INPUT MATERIAL:

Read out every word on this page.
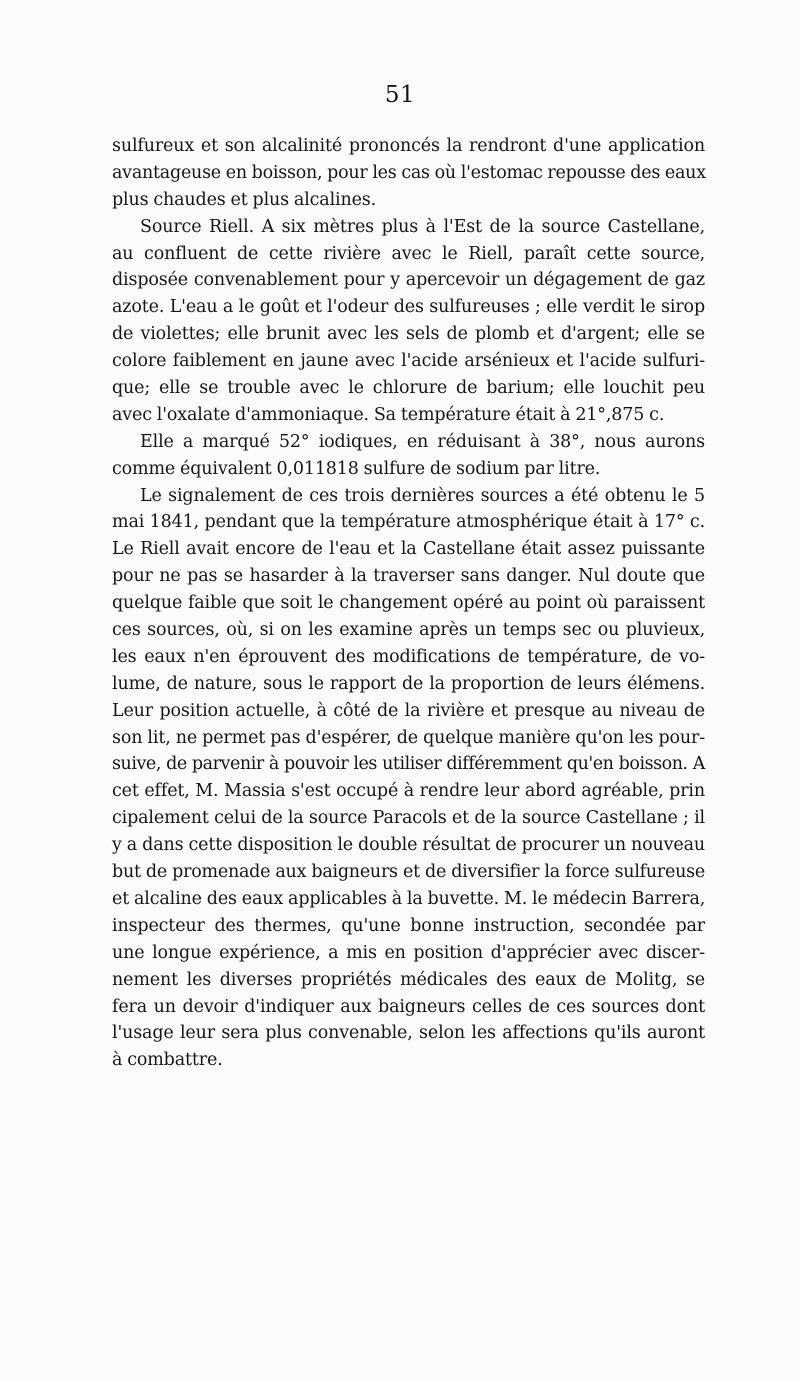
51
sulfureux et son alcalinité prononcés la rendront d'une application
avantageuse en boisson, pour les cas où l'estomac repousse des eaux
plus chaudes et plus alcalines.
Source Riell. A six mètres plus à l'Est de la source Castellane,
au confluent de cette rivière avec le Riell, paraît cette source,
disposée convenablement pour y apercevoir un dégagement de gaz
azote. L'eau a le goût et l'odeur des sulfureuses ; elle verdit le sirop
de violettes; elle brunit avec les sels de plomb et d'argent; elle se
colore faiblement en jaune avec l'acide arsénieux et l'acide sulfuri-
que; elle se trouble avec le chlorure de barium; elle louchit peu
avec l'oxalate d'ammoniaque. Sa température était à 21°,875 c.
Elle a marqué 52° iodiques, en réduisant à 38°, nous aurons
comme équivalent 0,011818 sulfure de sodium par litre.
Le signalement de ces trois dernières sources a été obtenu le 5
mai 1841, pendant que la température atmosphérique était à 17° c.
Le Riell avait encore de l'eau et la Castellane était assez puissante
pour ne pas se hasarder à la traverser sans danger. Nul doute que
quelque faible que soit le changement opéré au point où paraissent
ces sources, où, si on les examine après un temps sec ou pluvieux,
les eaux n'en éprouvent des modifications de température, de vo-
lume, de nature, sous le rapport de la proportion de leurs élémens.
Leur position actuelle, à côté de la rivière et presque au niveau de
son lit, ne permet pas d'espérer, de quelque manière qu'on les pour-
suive, de parvenir à pouvoir les utiliser différemment qu'en boisson. A
cet effet, M. Massia s'est occupé à rendre leur abord agréable, prin
cipalement celui de la source Paracols et de la source Castellane ; il
y a dans cette disposition le double résultat de procurer un nouveau
but de promenade aux baigneurs et de diversifier la force sulfureuse
et alcaline des eaux applicables à la buvette. M. le médecin Barrera,
inspecteur des thermes, qu'une bonne instruction, secondée par
une longue expérience, a mis en position d'apprécier avec discer-
nement les diverses propriétés médicales des eaux de Molitg, se
fera un devoir d'indiquer aux baigneurs celles de ces sources dont
l'usage leur sera plus convenable, selon les affections qu'ils auront
à combattre.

WHAT THE TASK ASKS:
Pull out every line above that holds the word "rivière".

REPLY TO THE EXERCISE:
au confluent de cette rivière avec le Riell, paraît cette source,
Leur position actuelle, à côté de la rivière et presque au niveau de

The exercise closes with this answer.